Task:
All entries below are to be set down again, identical to the source.

Input data:
━━━━━━━━━━━━━━━━━━━━
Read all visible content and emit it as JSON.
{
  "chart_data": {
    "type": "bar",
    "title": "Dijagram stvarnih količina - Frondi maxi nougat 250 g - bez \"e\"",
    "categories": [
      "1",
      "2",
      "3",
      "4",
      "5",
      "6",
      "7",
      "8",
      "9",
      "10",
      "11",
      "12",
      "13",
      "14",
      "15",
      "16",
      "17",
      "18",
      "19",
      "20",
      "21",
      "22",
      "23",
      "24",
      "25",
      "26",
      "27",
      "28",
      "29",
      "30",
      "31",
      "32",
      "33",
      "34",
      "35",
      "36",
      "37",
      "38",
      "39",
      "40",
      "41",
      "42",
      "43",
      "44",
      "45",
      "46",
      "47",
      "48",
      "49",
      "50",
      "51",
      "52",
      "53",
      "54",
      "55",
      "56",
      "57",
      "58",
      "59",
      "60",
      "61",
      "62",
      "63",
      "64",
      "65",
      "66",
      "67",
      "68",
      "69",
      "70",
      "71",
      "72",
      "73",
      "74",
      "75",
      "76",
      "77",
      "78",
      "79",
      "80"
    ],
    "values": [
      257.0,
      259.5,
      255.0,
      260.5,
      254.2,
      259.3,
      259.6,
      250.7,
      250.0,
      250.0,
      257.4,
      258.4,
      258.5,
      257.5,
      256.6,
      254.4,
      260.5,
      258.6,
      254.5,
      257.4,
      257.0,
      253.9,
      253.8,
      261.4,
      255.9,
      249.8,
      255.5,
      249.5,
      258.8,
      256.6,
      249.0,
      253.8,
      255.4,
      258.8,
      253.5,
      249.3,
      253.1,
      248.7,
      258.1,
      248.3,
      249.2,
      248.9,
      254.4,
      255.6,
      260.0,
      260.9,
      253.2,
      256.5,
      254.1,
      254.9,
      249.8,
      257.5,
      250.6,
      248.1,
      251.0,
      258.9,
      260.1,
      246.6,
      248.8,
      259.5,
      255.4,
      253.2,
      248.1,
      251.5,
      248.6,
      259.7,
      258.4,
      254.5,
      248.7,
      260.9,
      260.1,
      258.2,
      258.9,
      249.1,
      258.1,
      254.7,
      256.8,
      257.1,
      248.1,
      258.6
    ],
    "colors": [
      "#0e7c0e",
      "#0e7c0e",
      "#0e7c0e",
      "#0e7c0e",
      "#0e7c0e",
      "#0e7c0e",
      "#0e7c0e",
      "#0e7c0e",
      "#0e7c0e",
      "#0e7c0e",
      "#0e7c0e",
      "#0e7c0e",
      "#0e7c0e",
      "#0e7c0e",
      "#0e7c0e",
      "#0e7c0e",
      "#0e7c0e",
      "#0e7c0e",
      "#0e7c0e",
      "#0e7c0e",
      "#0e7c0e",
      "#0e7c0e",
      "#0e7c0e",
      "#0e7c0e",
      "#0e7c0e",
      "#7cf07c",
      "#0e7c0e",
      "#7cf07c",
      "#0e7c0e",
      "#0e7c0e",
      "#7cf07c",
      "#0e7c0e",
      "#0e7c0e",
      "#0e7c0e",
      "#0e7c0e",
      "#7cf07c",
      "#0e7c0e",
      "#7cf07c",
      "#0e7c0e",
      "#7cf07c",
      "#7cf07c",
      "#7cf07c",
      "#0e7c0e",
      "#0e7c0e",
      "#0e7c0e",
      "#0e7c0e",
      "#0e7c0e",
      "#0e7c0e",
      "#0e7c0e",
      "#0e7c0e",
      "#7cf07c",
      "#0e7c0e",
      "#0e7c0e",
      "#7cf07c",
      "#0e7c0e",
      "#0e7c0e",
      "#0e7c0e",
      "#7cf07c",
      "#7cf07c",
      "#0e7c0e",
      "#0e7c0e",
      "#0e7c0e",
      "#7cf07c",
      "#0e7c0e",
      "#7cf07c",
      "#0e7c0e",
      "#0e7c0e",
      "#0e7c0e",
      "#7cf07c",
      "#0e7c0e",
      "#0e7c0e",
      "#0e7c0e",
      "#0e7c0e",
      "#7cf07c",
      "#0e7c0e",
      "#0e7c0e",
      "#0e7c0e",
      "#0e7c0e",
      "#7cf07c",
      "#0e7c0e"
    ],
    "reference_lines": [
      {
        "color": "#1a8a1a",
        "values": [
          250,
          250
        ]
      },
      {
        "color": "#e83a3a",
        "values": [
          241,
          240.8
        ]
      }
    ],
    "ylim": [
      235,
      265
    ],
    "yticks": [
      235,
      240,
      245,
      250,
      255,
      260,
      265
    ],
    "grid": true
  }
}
━━━━━━━━━━━━━━━━━━━━
Solution:
Read all visible content and emit it as JSON.
{
  "chart_data": {
    "type": "bar",
    "title": "Dijagram stvarnih količina - Frondi maxi nougat 250 g - bez \"e\"",
    "categories": [
      "1",
      "2",
      "3",
      "4",
      "5",
      "6",
      "7",
      "8",
      "9",
      "10",
      "11",
      "12",
      "13",
      "14",
      "15",
      "16",
      "17",
      "18",
      "19",
      "20",
      "21",
      "22",
      "23",
      "24",
      "25",
      "26",
      "27",
      "28",
      "29",
      "30",
      "31",
      "32",
      "33",
      "34",
      "35",
      "36",
      "37",
      "38",
      "39",
      "40",
      "41",
      "42",
      "43",
      "44",
      "45",
      "46",
      "47",
      "48",
      "49",
      "50",
      "51",
      "52",
      "53",
      "54",
      "55",
      "56",
      "57",
      "58",
      "59",
      "60",
      "61",
      "62",
      "63",
      "64",
      "65",
      "66",
      "67",
      "68",
      "69",
      "70",
      "71",
      "72",
      "73",
      "74",
      "75",
      "76",
      "77",
      "78",
      "79",
      "80"
    ],
    "values": [
      257.0,
      259.5,
      255.0,
      260.5,
      254.2,
      259.3,
      259.6,
      250.7,
      250.0,
      250.0,
      257.4,
      258.4,
      258.5,
      257.5,
      256.6,
      254.4,
      260.5,
      258.6,
      254.5,
      257.4,
      257.0,
      253.9,
      253.8,
      261.4,
      255.9,
      249.8,
      255.5,
      249.5,
      258.8,
      256.6,
      249.0,
      253.8,
      255.4,
      258.8,
      253.5,
      249.3,
      253.1,
      248.7,
      258.1,
      248.3,
      249.2,
      248.9,
      254.4,
      255.6,
      260.0,
      260.9,
      253.2,
      256.5,
      254.1,
      254.9,
      249.8,
      257.5,
      250.6,
      248.1,
      251.0,
      258.9,
      260.1,
      246.6,
      248.8,
      259.5,
      255.4,
      253.2,
      248.1,
      251.5,
      248.6,
      259.7,
      258.4,
      254.5,
      248.7,
      260.9,
      260.1,
      258.2,
      258.9,
      249.1,
      258.1,
      254.7,
      256.8,
      257.1,
      248.1,
      258.6
    ],
    "colors": [
      "#0e7c0e",
      "#0e7c0e",
      "#0e7c0e",
      "#0e7c0e",
      "#0e7c0e",
      "#0e7c0e",
      "#0e7c0e",
      "#0e7c0e",
      "#0e7c0e",
      "#0e7c0e",
      "#0e7c0e",
      "#0e7c0e",
      "#0e7c0e",
      "#0e7c0e",
      "#0e7c0e",
      "#0e7c0e",
      "#0e7c0e",
      "#0e7c0e",
      "#0e7c0e",
      "#0e7c0e",
      "#0e7c0e",
      "#0e7c0e",
      "#0e7c0e",
      "#0e7c0e",
      "#0e7c0e",
      "#7cf07c",
      "#0e7c0e",
      "#7cf07c",
      "#0e7c0e",
      "#0e7c0e",
      "#7cf07c",
      "#0e7c0e",
      "#0e7c0e",
      "#0e7c0e",
      "#0e7c0e",
      "#7cf07c",
      "#0e7c0e",
      "#7cf07c",
      "#0e7c0e",
      "#7cf07c",
      "#7cf07c",
      "#7cf07c",
      "#0e7c0e",
      "#0e7c0e",
      "#0e7c0e",
      "#0e7c0e",
      "#0e7c0e",
      "#0e7c0e",
      "#0e7c0e",
      "#0e7c0e",
      "#7cf07c",
      "#0e7c0e",
      "#0e7c0e",
      "#7cf07c",
      "#0e7c0e",
      "#0e7c0e",
      "#0e7c0e",
      "#7cf07c",
      "#7cf07c",
      "#0e7c0e",
      "#0e7c0e",
      "#0e7c0e",
      "#7cf07c",
      "#0e7c0e",
      "#7cf07c",
      "#0e7c0e",
      "#0e7c0e",
      "#0e7c0e",
      "#7cf07c",
      "#0e7c0e",
      "#0e7c0e",
      "#0e7c0e",
      "#0e7c0e",
      "#7cf07c",
      "#0e7c0e",
      "#0e7c0e",
      "#0e7c0e",
      "#0e7c0e",
      "#7cf07c",
      "#0e7c0e"
    ],
    "reference_lines": [
      {
        "color": "#1a8a1a",
        "values": [
          250,
          250
        ]
      },
      {
        "color": "#e83a3a",
        "values": [
          241,
          240.8
        ]
      }
    ],
    "ylim": [
      235,
      265
    ],
    "yticks": [
      235,
      240,
      245,
      250,
      255,
      260,
      265
    ],
    "grid": true
  }
}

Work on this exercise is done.